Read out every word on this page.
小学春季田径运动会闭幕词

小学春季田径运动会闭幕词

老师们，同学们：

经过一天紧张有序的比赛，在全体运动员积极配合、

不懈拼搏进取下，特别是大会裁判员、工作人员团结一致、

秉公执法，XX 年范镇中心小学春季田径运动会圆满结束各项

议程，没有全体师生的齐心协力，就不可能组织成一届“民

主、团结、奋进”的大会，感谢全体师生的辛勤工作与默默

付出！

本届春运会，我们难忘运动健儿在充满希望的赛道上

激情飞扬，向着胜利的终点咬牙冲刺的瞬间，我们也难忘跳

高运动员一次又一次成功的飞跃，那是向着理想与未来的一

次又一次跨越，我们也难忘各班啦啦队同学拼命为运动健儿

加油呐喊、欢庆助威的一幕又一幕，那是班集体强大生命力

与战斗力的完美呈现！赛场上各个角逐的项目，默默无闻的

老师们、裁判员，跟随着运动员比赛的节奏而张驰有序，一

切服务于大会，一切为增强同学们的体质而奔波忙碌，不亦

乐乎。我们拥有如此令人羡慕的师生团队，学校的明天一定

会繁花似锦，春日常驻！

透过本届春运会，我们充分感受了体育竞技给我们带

= = = = =

> [DIRECTION]:
Print all of the data exactly as it was given.

> [RESPONSE TO THIS TASK]:
Read out every word on this page.
小学春季田径运动会闭幕词

小学春季田径运动会闭幕词

老师们，同学们：

经过一天紧张有序的比赛，在全体运动员积极配合、

不懈拼搏进取下，特别是大会裁判员、工作人员团结一致、

秉公执法，XX 年范镇中心小学春季田径运动会圆满结束各项

议程，没有全体师生的齐心协力，就不可能组织成一届“民

主、团结、奋进”的大会，感谢全体师生的辛勤工作与默默

付出！

本届春运会，我们难忘运动健儿在充满希望的赛道上

激情飞扬，向着胜利的终点咬牙冲刺的瞬间，我们也难忘跳

高运动员一次又一次成功的飞跃，那是向着理想与未来的一

次又一次跨越，我们也难忘各班啦啦队同学拼命为运动健儿

加油呐喊、欢庆助威的一幕又一幕，那是班集体强大生命力

与战斗力的完美呈现！赛场上各个角逐的项目，默默无闻的

老师们、裁判员，跟随着运动员比赛的节奏而张驰有序，一

切服务于大会，一切为增强同学们的体质而奔波忙碌，不亦

乐乎。我们拥有如此令人羡慕的师生团队，学校的明天一定

会繁花似锦，春日常驻！

透过本届春运会，我们充分感受了体育竞技给我们带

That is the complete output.